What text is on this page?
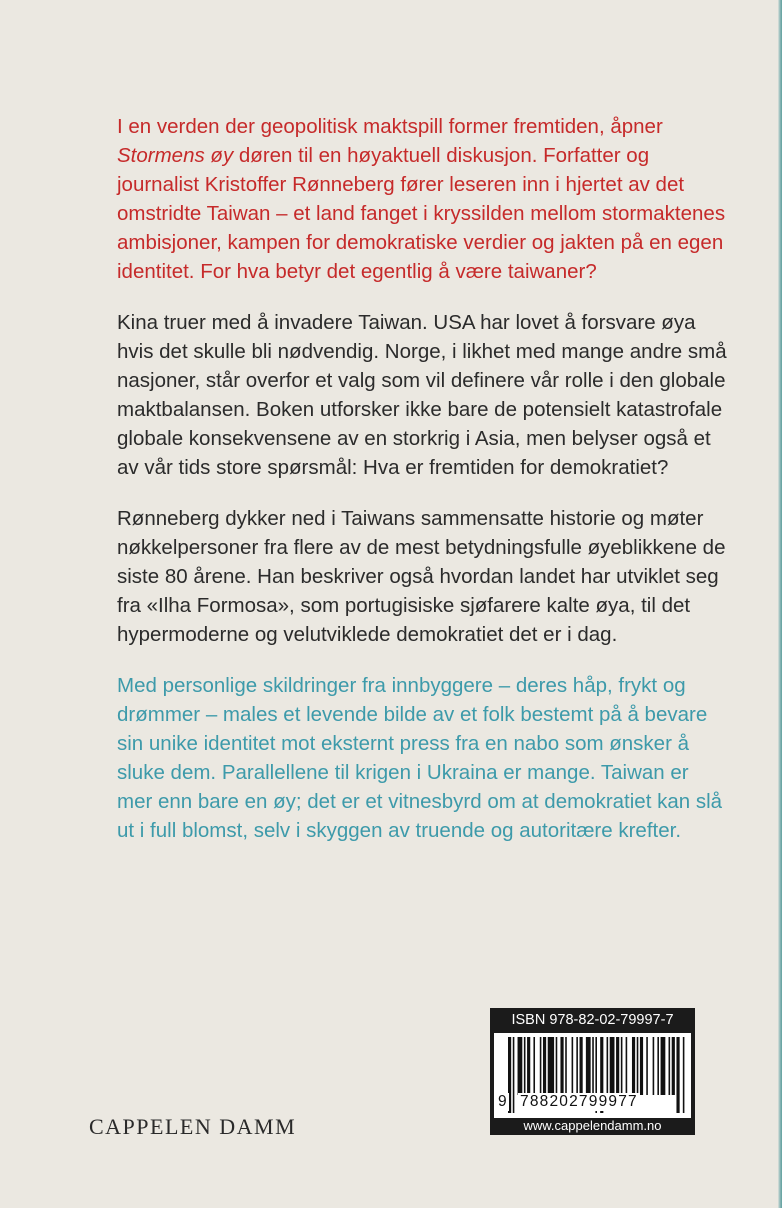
I en verden der geopolitisk maktspill former fremtiden, åpner Stormens øy døren til en høyaktuell diskusjon. Forfatter og journalist Kristoffer Rønneberg fører leseren inn i hjertet av det omstridte Taiwan – et land fanget i kryssilden mellom stormaktenes ambisjoner, kampen for demokratiske verdier og jakten på en egen identitet. For hva betyr det egentlig å være taiwaner?

Kina truer med å invadere Taiwan. USA har lovet å forsvare øya hvis det skulle bli nødvendig. Norge, i likhet med mange andre små nasjoner, står overfor et valg som vil definere vår rolle i den globale maktbalansen. Boken utforsker ikke bare de potensielt katastrofale globale konsekvensene av en storkrig i Asia, men belyser også et av vår tids store spørsmål: Hva er fremtiden for demokratiet?

Rønneberg dykker ned i Taiwans sammensatte historie og møter nøkkelpersoner fra flere av de mest betydningsfulle øyeblikkene de siste 80 årene. Han beskriver også hvordan landet har utviklet seg fra «Ilha Formosa», som portugisiske sjøfarere kalte øya, til det hypermoderne og velutviklede demokratiet det er i dag.

Med personlige skildringer fra innbyggere – deres håp, frykt og drømmer – males et levende bilde av et folk bestemt på å bevare sin unike identitet mot eksternt press fra en nabo som ønsker å sluke dem. Parallellene til krigen i Ukraina er mange. Taiwan er mer enn bare en øy; det er et vitnesbyrd om at demokratiet kan slå ut i full blomst, selv i skyggen av truende og autoritære krefter.

CAPPELEN DAMM
ISBN 978-82-02-79997-7
9 788202799977
www.cappelendamm.no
####
Leave out the pictures and give the rest of the records again exactly.

RESPONSE TO THIS TASK:
What text is on this page?
I en verden der geopolitisk maktspill former fremtiden, åpner Stormens øy døren til en høyaktuell diskusjon. Forfatter og journalist Kristoffer Rønneberg fører leseren inn i hjertet av det omstridte Taiwan – et land fanget i kryssilden mellom stormaktenes ambisjoner, kampen for demokratiske verdier og jakten på en egen identitet. For hva betyr det egentlig å være taiwaner?

Kina truer med å invadere Taiwan. USA har lovet å forsvare øya hvis det skulle bli nødvendig. Norge, i likhet med mange andre små nasjoner, står overfor et valg som vil definere vår rolle i den globale maktbalansen. Boken utforsker ikke bare de potensielt katastrofale globale konsekvensene av en storkrig i Asia, men belyser også et av vår tids store spørsmål: Hva er fremtiden for demokratiet?

Rønneberg dykker ned i Taiwans sammensatte historie og møter nøkkelpersoner fra flere av de mest betydningsfulle øyeblikkene de siste 80 årene. Han beskriver også hvordan landet har utviklet seg fra «Ilha Formosa», som portugisiske sjøfarere kalte øya, til det hypermoderne og velutviklede demokratiet det er i dag.

Med personlige skildringer fra innbyggere – deres håp, frykt og drømmer – males et levende bilde av et folk bestemt på å bevare sin unike identitet mot eksternt press fra en nabo som ønsker å sluke dem. Parallellene til krigen i Ukraina er mange. Taiwan er mer enn bare en øy; det er et vitnesbyrd om at demokratiet kan slå ut i full blomst, selv i skyggen av truende og autoritære krefter.

CAPPELEN DAMM
ISBN 978-82-02-79997-7
9 788202799977
www.cappelendamm.no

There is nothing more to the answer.